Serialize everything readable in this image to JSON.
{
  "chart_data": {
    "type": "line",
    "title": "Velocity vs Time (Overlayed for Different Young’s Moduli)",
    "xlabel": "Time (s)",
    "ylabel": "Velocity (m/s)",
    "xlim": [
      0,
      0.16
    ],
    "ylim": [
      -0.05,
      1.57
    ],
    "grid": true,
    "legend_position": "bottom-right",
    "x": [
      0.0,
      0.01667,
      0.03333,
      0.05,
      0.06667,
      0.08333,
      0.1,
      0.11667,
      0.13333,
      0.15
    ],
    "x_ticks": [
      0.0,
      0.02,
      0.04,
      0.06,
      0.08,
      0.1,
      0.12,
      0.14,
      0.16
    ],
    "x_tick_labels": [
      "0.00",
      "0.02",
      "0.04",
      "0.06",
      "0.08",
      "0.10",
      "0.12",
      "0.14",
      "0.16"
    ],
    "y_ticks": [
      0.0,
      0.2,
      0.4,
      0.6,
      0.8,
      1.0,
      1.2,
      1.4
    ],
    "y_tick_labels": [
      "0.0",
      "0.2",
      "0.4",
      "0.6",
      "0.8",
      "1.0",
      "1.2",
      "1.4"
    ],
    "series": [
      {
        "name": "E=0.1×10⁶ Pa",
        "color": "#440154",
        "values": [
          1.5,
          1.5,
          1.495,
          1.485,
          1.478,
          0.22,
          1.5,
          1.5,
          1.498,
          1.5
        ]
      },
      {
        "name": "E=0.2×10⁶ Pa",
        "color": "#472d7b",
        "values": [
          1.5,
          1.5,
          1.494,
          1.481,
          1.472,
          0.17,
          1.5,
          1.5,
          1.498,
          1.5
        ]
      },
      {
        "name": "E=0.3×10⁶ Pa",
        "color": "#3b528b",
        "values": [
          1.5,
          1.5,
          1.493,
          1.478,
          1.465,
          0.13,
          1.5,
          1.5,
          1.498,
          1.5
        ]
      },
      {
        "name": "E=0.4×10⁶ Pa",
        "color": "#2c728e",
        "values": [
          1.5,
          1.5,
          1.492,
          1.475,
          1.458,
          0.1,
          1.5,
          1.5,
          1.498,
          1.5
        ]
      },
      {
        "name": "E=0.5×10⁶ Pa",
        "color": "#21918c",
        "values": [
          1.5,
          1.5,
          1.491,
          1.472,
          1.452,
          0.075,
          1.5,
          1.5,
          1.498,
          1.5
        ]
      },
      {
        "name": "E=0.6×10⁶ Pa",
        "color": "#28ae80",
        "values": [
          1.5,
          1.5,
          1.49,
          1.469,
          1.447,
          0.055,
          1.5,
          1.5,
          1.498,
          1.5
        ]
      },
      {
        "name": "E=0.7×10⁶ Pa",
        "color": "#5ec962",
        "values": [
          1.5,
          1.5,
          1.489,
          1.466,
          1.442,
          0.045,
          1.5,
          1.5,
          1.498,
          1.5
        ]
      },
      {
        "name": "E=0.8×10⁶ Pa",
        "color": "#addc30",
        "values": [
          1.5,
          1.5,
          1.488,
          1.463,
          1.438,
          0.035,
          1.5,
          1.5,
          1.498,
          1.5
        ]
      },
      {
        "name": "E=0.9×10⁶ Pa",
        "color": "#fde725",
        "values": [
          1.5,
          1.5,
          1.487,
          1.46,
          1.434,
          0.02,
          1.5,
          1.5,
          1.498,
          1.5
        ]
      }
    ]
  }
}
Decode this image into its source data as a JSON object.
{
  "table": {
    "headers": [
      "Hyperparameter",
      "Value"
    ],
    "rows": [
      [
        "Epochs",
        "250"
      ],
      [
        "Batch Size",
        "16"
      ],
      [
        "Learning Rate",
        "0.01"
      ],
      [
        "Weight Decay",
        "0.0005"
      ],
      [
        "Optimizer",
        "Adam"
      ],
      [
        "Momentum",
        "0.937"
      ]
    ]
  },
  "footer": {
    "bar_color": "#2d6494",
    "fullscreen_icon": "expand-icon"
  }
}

§ **Work instructions**:
Of the lines in the material, how many include "JSON"? Respond with the number alone.

§ **Solution for this problem**:
2